Objective
From the start of the listing through the line containing "- accorpate-checkbox[interactable]: [168, 347, 181, 360]", inclusive, replace every "table-row" with "grid-row" and reproduce those lines with everything else unchanged.
|---|
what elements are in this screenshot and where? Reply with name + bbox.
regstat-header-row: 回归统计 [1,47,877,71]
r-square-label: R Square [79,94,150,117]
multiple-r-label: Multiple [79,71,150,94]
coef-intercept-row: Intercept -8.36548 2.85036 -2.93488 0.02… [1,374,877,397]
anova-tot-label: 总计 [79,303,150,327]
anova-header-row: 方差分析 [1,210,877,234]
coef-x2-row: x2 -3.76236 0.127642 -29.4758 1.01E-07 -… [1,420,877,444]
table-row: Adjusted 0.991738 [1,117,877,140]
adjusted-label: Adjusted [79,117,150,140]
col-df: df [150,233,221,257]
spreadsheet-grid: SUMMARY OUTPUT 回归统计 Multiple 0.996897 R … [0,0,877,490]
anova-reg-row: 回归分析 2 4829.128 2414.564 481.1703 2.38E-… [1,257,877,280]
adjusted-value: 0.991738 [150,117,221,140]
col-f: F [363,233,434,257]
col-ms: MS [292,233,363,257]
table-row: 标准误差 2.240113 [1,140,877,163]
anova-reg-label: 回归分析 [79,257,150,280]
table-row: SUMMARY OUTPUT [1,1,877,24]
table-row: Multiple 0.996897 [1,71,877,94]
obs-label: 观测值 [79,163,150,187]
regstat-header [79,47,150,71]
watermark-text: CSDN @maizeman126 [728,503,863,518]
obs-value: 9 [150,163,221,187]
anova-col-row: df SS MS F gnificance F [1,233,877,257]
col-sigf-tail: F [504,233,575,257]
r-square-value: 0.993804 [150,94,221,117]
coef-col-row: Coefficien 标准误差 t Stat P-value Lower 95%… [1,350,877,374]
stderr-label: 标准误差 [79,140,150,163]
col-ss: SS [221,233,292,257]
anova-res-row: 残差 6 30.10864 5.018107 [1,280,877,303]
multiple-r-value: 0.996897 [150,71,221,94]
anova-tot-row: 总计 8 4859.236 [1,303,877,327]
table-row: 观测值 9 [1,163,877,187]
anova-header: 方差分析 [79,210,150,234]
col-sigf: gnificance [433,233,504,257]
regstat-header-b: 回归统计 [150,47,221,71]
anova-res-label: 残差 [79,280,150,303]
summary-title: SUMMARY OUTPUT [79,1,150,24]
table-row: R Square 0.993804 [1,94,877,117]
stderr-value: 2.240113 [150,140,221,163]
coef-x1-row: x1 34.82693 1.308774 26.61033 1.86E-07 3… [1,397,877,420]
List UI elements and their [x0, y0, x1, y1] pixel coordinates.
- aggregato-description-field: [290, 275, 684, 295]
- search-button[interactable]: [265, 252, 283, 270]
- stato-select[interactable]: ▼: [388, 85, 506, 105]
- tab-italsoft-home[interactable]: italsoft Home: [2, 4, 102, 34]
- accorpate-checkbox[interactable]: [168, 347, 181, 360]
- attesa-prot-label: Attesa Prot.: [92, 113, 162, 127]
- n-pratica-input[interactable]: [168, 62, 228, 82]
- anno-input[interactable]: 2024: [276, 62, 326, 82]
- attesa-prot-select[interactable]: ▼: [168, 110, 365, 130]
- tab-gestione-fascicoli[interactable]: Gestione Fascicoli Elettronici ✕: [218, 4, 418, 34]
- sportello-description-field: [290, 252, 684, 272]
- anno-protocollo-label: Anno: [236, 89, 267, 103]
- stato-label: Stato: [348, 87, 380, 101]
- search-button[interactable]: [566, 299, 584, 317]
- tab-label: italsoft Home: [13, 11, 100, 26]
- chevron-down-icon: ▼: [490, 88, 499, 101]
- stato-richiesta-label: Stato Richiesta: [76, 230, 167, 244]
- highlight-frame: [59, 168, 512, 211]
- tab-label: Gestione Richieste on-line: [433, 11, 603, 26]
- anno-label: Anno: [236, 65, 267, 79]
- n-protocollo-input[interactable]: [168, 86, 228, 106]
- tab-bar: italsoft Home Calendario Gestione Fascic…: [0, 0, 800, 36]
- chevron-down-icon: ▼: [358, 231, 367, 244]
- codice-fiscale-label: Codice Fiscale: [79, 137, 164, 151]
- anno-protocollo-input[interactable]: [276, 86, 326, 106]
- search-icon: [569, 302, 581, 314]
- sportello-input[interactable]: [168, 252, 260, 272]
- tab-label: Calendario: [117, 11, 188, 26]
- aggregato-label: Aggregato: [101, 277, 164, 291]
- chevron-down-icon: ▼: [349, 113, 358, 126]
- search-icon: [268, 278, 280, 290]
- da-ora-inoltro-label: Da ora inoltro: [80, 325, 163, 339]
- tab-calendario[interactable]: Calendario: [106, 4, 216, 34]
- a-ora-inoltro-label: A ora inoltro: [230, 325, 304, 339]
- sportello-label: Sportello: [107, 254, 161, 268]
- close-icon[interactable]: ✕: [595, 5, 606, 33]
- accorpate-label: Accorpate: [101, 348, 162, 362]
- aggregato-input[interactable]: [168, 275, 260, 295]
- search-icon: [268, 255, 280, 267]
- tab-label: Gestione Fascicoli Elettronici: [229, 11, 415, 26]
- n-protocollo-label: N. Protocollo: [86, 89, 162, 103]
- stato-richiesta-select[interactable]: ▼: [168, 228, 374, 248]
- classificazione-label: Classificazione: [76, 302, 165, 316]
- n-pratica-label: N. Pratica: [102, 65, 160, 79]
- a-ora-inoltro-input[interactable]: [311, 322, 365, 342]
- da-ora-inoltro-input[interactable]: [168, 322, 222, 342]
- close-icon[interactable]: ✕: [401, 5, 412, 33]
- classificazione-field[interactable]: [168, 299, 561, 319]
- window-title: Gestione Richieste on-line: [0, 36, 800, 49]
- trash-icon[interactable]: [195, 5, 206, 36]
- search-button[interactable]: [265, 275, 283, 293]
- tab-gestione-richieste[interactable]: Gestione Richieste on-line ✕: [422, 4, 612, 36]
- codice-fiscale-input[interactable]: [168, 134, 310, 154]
|---|
Reply to the exercise
what elements are in this screenshot and where? Reply with name + bbox.
regstat-header-row: 回归统计 [1,47,877,71]
r-square-label: R Square [79,94,150,117]
multiple-r-label: Multiple [79,71,150,94]
coef-intercept-row: Intercept -8.36548 2.85036 -2.93488 0.02… [1,374,877,397]
anova-tot-label: 总计 [79,303,150,327]
anova-header-row: 方差分析 [1,210,877,234]
coef-x2-row: x2 -3.76236 0.127642 -29.4758 1.01E-07 -… [1,420,877,444]
grid-row: Adjusted 0.991738 [1,117,877,140]
adjusted-label: Adjusted [79,117,150,140]
col-df: df [150,233,221,257]
spreadsheet-grid: SUMMARY OUTPUT 回归统计 Multiple 0.996897 R … [0,0,877,490]
anova-reg-row: 回归分析 2 4829.128 2414.564 481.1703 2.38E-… [1,257,877,280]
adjusted-value: 0.991738 [150,117,221,140]
col-f: F [363,233,434,257]
col-ms: MS [292,233,363,257]
grid-row: 标准误差 2.240113 [1,140,877,163]
anova-reg-label: 回归分析 [79,257,150,280]
grid-row: SUMMARY OUTPUT [1,1,877,24]
grid-row: Multiple 0.996897 [1,71,877,94]
obs-label: 观测值 [79,163,150,187]
regstat-header [79,47,150,71]
watermark-text: CSDN @maizeman126 [728,503,863,518]
obs-value: 9 [150,163,221,187]
anova-col-row: df SS MS F gnificance F [1,233,877,257]
col-sigf-tail: F [504,233,575,257]
r-square-value: 0.993804 [150,94,221,117]
coef-col-row: Coefficien 标准误差 t Stat P-value Lower 95%… [1,350,877,374]
stderr-label: 标准误差 [79,140,150,163]
col-ss: SS [221,233,292,257]
anova-res-row: 残差 6 30.10864 5.018107 [1,280,877,303]
multiple-r-value: 0.996897 [150,71,221,94]
anova-tot-row: 总计 8 4859.236 [1,303,877,327]
grid-row: 观测值 9 [1,163,877,187]
anova-header: 方差分析 [79,210,150,234]
col-sigf: gnificance [433,233,504,257]
regstat-header-b: 回归统计 [150,47,221,71]
anova-res-label: 残差 [79,280,150,303]
summary-title: SUMMARY OUTPUT [79,1,150,24]
grid-row: R Square 0.993804 [1,94,877,117]
stderr-value: 2.240113 [150,140,221,163]
coef-x1-row: x1 34.82693 1.308774 26.61033 1.86E-07 3… [1,397,877,420]
List UI elements and their [x0, y0, x1, y1] pixel coordinates.
- aggregato-description-field: [290, 275, 684, 295]
- search-button[interactable]: [265, 252, 283, 270]
- stato-select[interactable]: ▼: [388, 85, 506, 105]
- tab-italsoft-home[interactable]: italsoft Home: [2, 4, 102, 34]
- accorpate-checkbox[interactable]: [168, 347, 181, 360]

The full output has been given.